**Required task:**
Track down the lines that contain "كوچه" and copy them.

+++ Extracted entries

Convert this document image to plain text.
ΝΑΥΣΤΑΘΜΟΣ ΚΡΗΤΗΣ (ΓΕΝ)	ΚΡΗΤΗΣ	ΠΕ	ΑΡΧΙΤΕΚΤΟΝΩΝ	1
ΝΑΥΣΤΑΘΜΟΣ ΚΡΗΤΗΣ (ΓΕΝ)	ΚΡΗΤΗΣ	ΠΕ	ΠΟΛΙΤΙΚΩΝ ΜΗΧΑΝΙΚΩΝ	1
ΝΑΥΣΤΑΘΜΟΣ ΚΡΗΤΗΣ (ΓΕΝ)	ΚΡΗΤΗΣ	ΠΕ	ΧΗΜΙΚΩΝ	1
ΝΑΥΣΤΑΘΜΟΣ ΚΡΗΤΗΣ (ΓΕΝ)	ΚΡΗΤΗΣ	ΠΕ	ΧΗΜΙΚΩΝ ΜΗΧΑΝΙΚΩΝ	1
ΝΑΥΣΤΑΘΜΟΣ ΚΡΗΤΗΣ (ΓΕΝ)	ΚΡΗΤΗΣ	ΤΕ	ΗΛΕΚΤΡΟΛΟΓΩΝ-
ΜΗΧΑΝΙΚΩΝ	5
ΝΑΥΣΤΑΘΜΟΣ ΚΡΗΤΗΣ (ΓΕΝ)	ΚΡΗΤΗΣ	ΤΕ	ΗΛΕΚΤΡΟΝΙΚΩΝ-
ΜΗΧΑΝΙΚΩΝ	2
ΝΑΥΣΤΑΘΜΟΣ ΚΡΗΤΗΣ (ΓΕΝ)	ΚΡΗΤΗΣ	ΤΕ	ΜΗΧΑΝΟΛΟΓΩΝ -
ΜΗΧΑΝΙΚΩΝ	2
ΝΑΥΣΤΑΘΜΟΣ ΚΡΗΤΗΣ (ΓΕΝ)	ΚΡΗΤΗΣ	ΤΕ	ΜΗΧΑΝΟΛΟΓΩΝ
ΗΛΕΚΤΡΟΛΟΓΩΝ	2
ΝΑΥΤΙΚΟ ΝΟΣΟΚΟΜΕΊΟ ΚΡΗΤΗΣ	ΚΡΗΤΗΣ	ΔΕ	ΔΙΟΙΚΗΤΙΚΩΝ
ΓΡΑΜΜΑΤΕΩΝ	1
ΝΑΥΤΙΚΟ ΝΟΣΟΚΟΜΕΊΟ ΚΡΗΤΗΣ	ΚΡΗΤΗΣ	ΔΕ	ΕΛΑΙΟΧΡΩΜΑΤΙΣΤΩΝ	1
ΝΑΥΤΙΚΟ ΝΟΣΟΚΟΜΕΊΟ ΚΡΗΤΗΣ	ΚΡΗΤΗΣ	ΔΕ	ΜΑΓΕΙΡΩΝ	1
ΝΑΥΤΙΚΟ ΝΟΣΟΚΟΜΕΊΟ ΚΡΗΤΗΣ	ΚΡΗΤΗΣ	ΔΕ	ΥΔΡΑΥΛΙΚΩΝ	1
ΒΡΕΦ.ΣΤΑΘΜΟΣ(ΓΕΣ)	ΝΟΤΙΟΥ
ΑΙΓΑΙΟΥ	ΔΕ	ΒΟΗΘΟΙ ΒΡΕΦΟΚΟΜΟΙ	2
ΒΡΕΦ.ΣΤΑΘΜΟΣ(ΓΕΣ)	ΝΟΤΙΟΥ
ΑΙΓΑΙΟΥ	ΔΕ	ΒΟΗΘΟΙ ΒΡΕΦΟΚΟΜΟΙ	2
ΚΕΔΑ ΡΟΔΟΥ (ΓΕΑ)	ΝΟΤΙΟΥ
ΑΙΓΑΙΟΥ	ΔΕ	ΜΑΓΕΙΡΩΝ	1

++++++
+++ Extracted entries

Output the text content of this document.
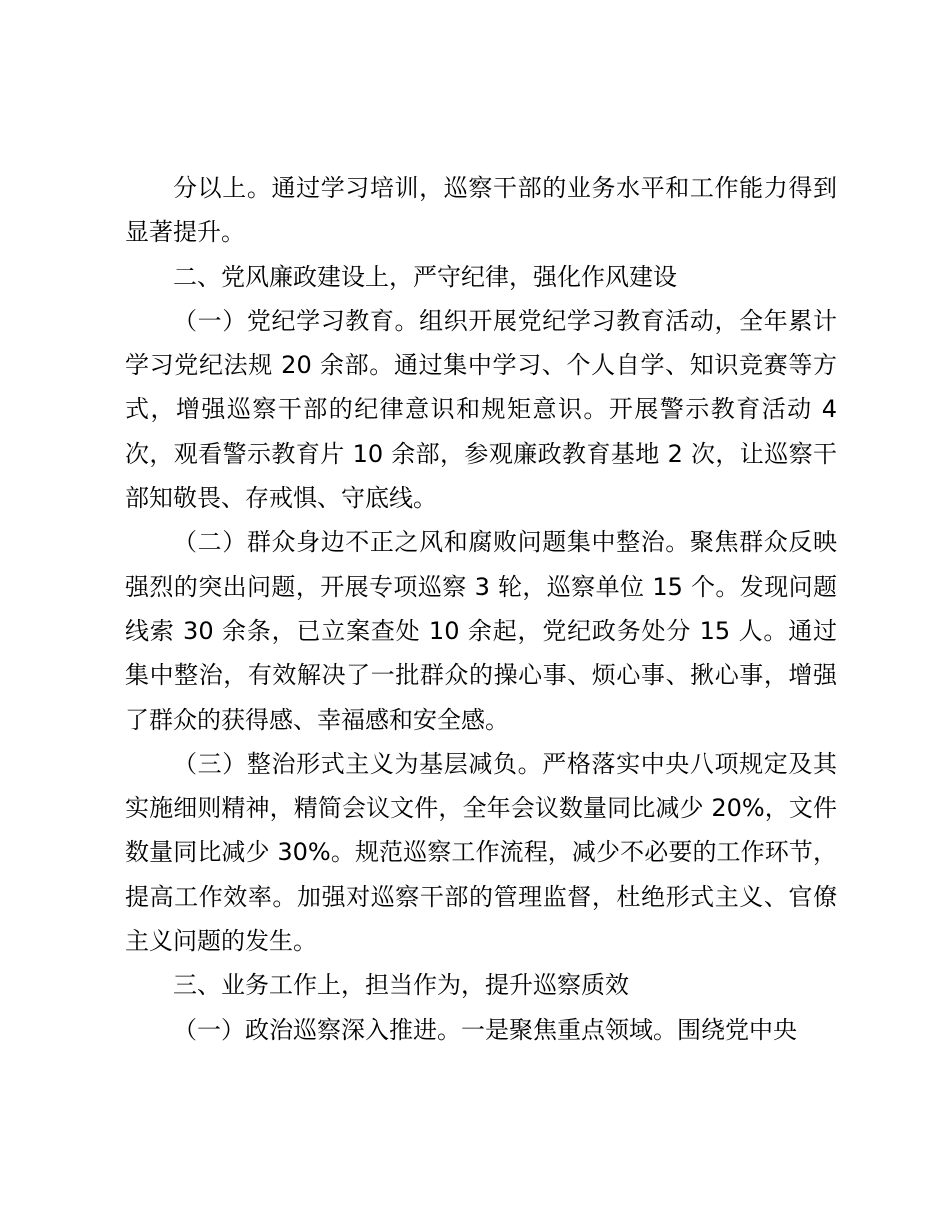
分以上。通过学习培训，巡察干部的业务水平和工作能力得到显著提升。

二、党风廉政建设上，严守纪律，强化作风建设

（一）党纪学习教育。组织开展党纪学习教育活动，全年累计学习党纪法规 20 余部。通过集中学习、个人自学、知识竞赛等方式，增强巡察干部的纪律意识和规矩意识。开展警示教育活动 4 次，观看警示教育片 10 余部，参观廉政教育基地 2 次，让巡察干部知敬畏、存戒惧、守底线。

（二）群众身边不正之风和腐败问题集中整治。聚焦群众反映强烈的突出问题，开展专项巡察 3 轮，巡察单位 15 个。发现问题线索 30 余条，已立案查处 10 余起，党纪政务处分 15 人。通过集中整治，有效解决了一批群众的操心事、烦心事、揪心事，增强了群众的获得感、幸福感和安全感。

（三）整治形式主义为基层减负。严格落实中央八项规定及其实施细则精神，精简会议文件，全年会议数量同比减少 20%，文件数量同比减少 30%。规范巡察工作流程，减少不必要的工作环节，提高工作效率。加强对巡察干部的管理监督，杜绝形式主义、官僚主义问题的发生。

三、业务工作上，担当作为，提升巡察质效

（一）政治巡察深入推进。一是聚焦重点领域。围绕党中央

++++++
+++ Extracted entries

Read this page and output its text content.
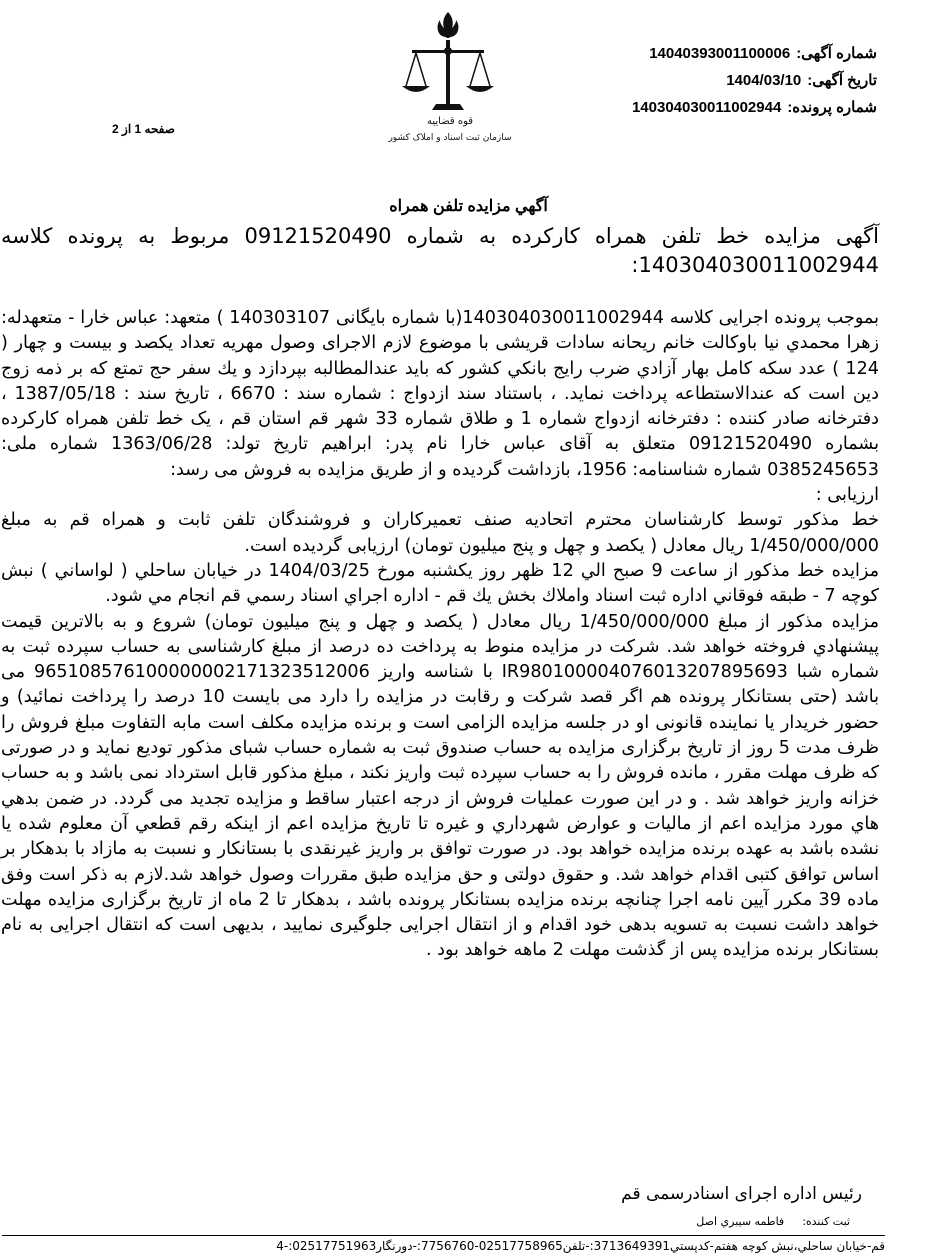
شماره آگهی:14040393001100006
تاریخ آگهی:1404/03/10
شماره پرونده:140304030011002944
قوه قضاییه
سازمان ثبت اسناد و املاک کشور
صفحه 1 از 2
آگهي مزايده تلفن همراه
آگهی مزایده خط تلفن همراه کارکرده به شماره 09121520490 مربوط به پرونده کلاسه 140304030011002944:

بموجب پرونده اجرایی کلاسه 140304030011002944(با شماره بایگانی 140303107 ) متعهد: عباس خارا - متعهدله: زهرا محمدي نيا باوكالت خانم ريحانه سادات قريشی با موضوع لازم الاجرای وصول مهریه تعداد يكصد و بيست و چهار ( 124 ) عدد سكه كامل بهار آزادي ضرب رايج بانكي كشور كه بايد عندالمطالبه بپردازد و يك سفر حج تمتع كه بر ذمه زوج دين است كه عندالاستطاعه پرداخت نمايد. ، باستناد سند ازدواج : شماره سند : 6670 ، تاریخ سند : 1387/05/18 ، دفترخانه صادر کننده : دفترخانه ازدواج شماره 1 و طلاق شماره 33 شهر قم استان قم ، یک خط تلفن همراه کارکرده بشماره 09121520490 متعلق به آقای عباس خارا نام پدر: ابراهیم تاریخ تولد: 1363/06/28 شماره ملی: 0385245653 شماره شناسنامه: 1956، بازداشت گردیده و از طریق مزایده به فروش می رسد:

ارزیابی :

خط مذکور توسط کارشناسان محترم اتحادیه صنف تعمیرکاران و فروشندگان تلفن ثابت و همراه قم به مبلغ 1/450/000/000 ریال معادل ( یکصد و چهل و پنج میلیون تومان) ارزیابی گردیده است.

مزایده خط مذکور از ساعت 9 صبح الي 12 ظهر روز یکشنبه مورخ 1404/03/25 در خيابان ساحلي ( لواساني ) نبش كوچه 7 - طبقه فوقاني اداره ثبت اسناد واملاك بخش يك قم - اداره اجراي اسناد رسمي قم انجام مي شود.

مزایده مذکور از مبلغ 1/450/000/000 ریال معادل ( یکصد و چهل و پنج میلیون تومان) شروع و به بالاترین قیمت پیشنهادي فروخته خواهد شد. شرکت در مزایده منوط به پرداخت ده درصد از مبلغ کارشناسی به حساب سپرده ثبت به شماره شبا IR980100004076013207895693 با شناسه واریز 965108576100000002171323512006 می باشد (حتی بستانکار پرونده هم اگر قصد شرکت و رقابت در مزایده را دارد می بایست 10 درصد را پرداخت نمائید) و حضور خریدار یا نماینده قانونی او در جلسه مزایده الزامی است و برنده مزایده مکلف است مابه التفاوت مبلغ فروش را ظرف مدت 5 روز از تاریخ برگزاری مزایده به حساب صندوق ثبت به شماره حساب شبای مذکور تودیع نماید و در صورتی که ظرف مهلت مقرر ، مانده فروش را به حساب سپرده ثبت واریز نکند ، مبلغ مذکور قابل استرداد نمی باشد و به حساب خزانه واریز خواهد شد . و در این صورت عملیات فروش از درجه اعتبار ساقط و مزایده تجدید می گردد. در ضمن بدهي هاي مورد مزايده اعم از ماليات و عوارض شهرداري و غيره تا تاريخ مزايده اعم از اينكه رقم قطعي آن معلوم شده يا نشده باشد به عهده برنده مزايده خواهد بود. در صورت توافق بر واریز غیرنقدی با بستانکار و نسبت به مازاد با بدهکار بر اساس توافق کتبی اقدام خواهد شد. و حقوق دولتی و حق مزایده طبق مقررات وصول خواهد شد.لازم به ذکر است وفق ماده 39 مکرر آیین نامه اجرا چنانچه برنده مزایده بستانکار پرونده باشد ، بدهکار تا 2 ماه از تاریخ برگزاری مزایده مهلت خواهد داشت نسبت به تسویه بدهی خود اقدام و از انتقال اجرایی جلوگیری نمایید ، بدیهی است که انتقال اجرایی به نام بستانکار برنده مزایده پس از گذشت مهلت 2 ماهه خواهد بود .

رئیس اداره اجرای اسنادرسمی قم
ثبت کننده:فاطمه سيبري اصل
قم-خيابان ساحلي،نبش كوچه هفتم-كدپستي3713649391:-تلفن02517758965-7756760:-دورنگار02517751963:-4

++++++

**Solution to this problem:**
مزایده خط مذکور از ساعت 9 صبح الي 12 ظهر روز یکشنبه مورخ 1404/03/25 در خيابان ساحلي ( لواساني ) نبش كوچه 7 - طبقه فوقاني اداره ثبت اسناد واملاك بخش يك قم - اداره اجراي اسناد رسمي قم انجام مي شود.
قم-خيابان ساحلي،نبش كوچه هفتم-كدپستي3713649391:-تلفن02517758965-7756760:-دورنگار02517751963:-4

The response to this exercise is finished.